GIVEN DATA =
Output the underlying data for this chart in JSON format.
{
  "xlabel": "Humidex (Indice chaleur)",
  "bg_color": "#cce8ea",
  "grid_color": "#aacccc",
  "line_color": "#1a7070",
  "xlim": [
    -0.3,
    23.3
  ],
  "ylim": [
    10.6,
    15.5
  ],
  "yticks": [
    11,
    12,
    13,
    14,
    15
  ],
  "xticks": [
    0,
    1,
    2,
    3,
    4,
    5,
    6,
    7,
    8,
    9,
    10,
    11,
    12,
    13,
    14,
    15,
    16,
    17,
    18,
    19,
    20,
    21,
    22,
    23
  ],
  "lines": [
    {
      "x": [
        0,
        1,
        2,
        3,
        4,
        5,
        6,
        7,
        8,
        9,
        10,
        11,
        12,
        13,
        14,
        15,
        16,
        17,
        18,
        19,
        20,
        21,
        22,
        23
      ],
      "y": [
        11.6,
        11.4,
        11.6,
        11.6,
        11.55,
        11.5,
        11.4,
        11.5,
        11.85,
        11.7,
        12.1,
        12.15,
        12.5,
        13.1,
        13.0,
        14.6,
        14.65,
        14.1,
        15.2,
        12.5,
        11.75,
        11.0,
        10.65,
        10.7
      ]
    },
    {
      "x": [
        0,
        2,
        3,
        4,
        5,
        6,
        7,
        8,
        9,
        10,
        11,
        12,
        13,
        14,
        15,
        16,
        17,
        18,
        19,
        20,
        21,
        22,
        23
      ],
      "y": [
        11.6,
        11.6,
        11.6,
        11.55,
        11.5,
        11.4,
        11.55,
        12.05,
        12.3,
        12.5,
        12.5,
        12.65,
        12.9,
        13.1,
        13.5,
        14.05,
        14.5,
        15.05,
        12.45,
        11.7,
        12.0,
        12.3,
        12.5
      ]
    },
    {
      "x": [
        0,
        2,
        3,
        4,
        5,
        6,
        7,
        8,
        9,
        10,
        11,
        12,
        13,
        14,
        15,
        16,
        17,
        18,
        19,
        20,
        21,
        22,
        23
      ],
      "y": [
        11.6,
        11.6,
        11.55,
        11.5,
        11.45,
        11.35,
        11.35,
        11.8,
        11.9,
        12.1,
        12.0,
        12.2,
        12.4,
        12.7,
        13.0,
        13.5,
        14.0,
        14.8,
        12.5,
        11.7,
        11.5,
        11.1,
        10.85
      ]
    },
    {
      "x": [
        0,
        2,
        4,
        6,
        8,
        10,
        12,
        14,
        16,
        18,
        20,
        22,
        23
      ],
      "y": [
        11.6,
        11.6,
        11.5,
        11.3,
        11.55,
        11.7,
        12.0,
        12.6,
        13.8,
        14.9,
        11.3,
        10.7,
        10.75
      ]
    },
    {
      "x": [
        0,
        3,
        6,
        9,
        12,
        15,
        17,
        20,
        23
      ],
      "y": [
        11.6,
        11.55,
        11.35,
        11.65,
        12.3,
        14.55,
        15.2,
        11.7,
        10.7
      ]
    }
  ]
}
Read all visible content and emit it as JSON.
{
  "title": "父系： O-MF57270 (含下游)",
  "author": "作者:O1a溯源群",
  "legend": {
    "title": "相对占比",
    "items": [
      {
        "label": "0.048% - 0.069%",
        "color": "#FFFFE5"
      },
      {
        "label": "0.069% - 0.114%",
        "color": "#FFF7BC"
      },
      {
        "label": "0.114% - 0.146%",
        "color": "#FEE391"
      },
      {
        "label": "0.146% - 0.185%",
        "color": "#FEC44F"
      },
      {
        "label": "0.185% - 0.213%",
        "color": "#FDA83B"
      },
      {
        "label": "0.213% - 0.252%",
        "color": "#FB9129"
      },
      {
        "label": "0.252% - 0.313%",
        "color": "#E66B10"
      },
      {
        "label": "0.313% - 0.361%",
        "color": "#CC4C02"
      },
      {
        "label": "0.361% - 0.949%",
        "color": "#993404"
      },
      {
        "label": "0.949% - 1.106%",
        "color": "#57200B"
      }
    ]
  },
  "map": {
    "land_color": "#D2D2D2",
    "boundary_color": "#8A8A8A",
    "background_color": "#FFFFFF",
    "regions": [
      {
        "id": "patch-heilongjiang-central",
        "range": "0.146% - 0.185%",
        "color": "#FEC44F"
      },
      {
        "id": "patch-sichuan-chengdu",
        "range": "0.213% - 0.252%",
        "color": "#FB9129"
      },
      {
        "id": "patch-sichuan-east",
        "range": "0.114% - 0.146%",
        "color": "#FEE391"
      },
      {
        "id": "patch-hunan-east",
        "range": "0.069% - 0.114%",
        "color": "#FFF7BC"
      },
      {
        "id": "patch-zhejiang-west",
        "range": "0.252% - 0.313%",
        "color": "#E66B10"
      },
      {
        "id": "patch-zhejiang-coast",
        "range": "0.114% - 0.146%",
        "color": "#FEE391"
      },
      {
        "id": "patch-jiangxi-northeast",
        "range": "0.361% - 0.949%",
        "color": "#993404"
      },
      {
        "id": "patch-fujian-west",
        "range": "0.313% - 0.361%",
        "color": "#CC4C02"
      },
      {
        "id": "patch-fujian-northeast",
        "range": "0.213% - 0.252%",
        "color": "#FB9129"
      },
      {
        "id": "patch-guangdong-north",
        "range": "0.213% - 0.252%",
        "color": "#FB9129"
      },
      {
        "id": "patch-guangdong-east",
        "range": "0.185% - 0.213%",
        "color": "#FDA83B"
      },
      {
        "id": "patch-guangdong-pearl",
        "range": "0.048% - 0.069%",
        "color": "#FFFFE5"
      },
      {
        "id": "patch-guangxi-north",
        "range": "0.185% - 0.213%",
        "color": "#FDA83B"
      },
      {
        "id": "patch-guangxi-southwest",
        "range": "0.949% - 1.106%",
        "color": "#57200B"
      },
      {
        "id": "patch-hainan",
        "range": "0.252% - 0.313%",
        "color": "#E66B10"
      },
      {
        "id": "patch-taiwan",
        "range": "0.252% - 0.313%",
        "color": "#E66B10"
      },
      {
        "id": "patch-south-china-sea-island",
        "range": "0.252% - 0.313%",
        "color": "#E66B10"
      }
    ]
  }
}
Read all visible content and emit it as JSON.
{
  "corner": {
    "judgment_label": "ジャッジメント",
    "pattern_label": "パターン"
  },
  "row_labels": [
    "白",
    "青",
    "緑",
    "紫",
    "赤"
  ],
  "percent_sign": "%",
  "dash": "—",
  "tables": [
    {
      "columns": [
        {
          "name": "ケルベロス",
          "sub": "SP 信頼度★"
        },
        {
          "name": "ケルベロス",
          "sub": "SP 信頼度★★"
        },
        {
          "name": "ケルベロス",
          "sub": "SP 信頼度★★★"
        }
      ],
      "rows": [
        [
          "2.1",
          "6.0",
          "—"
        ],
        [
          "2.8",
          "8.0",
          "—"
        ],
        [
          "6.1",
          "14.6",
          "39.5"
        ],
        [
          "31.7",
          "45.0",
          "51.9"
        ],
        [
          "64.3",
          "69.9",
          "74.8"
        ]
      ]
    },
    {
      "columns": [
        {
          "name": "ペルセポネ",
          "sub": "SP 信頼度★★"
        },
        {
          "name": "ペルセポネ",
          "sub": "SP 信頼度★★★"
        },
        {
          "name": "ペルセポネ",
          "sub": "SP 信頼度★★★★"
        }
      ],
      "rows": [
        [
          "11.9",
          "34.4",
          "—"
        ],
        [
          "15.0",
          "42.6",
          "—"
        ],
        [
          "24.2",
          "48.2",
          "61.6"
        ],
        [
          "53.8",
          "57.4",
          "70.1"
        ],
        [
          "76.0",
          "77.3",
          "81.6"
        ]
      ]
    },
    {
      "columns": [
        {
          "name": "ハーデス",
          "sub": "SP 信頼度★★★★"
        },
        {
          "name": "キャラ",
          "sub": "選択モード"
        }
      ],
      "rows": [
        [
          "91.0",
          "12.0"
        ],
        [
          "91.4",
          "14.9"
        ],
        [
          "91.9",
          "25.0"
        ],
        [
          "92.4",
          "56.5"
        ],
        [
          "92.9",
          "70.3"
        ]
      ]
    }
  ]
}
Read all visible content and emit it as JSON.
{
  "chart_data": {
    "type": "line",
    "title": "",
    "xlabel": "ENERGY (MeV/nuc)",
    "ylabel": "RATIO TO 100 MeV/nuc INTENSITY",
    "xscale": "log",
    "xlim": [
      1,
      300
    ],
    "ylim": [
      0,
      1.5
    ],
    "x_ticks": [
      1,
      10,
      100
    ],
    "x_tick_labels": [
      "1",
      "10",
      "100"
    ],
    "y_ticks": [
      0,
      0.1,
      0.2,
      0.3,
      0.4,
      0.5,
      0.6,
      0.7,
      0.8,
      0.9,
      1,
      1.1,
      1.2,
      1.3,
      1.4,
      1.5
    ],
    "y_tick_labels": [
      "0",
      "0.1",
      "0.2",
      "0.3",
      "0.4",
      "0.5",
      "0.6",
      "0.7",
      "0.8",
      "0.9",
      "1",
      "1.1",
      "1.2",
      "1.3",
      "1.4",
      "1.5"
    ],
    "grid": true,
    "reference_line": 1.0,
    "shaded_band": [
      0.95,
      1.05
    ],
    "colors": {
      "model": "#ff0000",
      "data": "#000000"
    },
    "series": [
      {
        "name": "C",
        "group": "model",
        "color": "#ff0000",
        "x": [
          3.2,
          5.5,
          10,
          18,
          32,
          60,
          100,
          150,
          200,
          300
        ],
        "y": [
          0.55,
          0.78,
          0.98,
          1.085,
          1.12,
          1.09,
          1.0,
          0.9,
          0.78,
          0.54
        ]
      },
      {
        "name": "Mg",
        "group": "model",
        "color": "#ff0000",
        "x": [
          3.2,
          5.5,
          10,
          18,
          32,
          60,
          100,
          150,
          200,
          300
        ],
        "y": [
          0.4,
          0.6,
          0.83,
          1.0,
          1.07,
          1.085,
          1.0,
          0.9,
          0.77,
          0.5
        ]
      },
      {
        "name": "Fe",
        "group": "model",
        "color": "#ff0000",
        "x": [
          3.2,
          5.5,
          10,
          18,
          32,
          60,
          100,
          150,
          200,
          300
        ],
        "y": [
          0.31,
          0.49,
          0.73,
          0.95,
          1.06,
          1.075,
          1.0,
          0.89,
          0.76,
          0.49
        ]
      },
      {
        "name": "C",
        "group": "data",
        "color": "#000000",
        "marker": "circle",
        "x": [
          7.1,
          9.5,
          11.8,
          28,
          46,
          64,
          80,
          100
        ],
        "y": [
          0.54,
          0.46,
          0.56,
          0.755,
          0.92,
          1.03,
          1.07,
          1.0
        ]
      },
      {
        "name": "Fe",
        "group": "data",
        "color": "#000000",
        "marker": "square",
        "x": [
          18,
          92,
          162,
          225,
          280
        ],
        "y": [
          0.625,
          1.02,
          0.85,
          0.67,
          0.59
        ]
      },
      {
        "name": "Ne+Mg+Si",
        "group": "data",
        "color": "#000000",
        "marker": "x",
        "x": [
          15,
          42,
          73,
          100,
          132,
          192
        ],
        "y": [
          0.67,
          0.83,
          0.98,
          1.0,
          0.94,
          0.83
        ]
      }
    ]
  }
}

WHAT YOU ARE ASKED TO DO = Show every line from the entries above in which the word "title" appears.

SOLUTION =
  "title": "父系： O-MF57270 (含下游)",
    "title": "相对占比",
    "title": "",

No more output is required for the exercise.